Task instructions: Continue the newsletter essay on ambition and backpacking, picking up right after its final sentence.

Page:

○ ○ ○ ○

Mixing Up a Cocktail of Ambition
PLUS: relaxing your own rules, the guilt of rest, and a recipe for a delicious peach lemonade.
Welcome to Summer, Issue #5 of Making Time. Each week, I share a seasonal perspective on the creative process. If you’d like to follow along on this year-long experiment, you can subscribe for free.
This week, I packed up for another backpacking adventure. This time, it was a short but surprisingly intense overnight along the salmon river in the Mt. Hood National Forest.
Backpacking is an endurance sport and, like most endurance activities, there comes a point somewhere towards the middle or end when things feel painful and you can’t get this thought out of your mind: “Why am I here?”
Where does ambition come from?
Most people who know me would describe me as ambitious. I often question whether this is a positive attribute or not. I’ve known plenty of ambitious, accomplished people who seem to be deeply unhappy. When it comes to other people, it’s easy to see when ambition seems to be papering over a deeper void; it’s harder to recognize that in yourself.

○ ○ ○ ○

Source records:

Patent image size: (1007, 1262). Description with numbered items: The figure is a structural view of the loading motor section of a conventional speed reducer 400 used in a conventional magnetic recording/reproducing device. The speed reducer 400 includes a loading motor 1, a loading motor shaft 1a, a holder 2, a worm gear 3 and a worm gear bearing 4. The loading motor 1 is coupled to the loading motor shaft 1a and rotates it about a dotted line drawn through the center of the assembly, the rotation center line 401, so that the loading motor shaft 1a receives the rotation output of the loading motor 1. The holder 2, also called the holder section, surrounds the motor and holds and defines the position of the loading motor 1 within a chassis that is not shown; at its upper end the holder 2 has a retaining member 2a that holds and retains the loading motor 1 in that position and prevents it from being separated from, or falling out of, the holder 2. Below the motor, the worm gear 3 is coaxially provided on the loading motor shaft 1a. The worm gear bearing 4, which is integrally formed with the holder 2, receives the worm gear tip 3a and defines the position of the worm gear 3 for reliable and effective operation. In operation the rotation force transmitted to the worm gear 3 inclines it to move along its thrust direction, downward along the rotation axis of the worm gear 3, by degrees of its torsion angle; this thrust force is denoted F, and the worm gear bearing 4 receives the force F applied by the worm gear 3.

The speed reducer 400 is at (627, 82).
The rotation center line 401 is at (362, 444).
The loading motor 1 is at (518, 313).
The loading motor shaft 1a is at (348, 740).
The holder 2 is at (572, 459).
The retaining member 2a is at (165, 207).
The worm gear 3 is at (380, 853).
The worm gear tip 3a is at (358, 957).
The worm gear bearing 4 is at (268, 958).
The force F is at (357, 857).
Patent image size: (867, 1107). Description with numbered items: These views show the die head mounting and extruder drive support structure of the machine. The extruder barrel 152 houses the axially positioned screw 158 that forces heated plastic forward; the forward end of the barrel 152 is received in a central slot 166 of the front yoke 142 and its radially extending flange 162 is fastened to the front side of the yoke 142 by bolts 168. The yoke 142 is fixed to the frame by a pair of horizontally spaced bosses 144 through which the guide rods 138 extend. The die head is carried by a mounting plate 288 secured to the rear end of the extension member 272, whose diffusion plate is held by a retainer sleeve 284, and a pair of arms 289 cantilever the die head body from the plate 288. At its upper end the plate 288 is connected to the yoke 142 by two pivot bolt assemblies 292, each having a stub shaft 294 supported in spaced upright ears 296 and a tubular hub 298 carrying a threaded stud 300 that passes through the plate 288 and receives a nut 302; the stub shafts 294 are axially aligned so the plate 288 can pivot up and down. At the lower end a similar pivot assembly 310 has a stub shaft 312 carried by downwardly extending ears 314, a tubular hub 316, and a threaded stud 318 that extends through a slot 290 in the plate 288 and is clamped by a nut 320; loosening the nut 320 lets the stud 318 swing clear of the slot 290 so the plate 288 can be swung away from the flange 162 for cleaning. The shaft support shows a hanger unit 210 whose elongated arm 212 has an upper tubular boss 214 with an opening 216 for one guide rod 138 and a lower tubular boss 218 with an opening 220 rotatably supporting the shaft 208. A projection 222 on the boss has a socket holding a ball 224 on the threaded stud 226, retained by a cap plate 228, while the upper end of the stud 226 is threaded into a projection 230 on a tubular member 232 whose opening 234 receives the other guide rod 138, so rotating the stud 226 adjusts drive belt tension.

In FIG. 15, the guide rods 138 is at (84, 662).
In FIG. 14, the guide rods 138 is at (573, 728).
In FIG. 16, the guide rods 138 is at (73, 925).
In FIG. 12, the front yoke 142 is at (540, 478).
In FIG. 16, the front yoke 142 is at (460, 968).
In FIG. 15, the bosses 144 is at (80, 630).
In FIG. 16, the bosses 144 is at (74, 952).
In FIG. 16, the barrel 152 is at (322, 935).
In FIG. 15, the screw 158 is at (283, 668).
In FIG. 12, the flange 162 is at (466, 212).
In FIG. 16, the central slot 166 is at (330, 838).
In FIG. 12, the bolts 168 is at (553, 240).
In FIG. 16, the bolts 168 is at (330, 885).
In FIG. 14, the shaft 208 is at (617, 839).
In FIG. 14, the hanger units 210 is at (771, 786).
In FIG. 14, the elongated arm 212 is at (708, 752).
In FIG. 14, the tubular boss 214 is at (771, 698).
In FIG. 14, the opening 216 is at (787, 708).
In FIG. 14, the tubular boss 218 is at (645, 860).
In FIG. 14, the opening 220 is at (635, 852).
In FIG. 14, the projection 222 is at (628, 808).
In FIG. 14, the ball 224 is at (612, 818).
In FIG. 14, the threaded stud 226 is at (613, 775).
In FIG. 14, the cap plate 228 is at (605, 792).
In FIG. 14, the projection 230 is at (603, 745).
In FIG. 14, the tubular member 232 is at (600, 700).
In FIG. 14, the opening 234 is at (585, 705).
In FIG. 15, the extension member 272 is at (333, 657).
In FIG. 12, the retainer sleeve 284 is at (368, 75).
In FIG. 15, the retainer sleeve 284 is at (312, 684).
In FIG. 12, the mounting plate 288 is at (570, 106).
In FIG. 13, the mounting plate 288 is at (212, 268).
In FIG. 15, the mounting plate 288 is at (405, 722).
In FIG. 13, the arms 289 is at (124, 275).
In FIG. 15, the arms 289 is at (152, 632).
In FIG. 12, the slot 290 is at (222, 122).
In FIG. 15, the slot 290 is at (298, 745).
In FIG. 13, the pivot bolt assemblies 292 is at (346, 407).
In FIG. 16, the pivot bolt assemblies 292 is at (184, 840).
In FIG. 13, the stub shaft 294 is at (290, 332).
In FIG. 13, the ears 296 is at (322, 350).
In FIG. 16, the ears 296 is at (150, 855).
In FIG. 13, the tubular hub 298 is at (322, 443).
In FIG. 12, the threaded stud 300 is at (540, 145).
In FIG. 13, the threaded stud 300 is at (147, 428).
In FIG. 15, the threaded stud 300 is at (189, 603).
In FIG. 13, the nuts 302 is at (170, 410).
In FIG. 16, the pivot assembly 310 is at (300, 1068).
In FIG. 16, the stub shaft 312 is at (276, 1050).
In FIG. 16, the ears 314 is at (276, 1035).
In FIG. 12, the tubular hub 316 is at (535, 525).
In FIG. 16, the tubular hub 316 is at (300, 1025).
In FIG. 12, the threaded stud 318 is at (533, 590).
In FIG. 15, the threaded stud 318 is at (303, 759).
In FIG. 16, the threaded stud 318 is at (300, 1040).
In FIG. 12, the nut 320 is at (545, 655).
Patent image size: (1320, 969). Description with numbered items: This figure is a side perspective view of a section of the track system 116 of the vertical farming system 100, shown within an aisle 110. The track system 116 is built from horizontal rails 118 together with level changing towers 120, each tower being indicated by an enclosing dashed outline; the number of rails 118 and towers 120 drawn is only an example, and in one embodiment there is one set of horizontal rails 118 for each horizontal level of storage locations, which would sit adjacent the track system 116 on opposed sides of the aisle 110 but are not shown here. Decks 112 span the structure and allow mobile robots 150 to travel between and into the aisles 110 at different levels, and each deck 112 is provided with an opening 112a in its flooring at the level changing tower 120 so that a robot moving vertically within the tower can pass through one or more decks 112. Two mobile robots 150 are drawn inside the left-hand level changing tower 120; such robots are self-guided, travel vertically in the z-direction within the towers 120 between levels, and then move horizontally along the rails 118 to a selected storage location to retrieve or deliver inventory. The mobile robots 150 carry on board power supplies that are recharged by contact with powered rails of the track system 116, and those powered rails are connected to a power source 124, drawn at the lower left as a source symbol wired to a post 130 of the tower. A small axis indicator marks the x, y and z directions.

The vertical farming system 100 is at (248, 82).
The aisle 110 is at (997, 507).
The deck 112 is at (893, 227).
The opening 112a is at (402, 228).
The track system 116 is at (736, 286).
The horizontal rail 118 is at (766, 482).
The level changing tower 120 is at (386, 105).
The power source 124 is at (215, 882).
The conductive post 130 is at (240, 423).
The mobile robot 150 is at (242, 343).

○ ○ ○ ○

The result:
But ambition isn’t that simple. There can be many factors that mix together into a sort of cocktail of motivation. Here are a few that I’ve recognized in myself:
Curiosity. Sometimes I simply want to see what something’s like, whether I can do it, how it will turn out, or how hard it will really be.
Vision. This is the root of many creative projects. I have an idea in my mind and am excited to bring it into the world. The difficult part here is making this motivation last through the tough parts, as it tends to fade without constant tending.
Desire to learn and improve. Sometimes I want to get better at something or acquire a new skill or perspective.
Fun. A challenge can be like a game, and there’s a joy in winning, even if you’re only playing against yourself.
State change. There are certain difficult situations or practices that profoundly alter your state of mind. This can be a temporary state or a more permanent one. There is some kind of perspective shift due to the difficulty itself.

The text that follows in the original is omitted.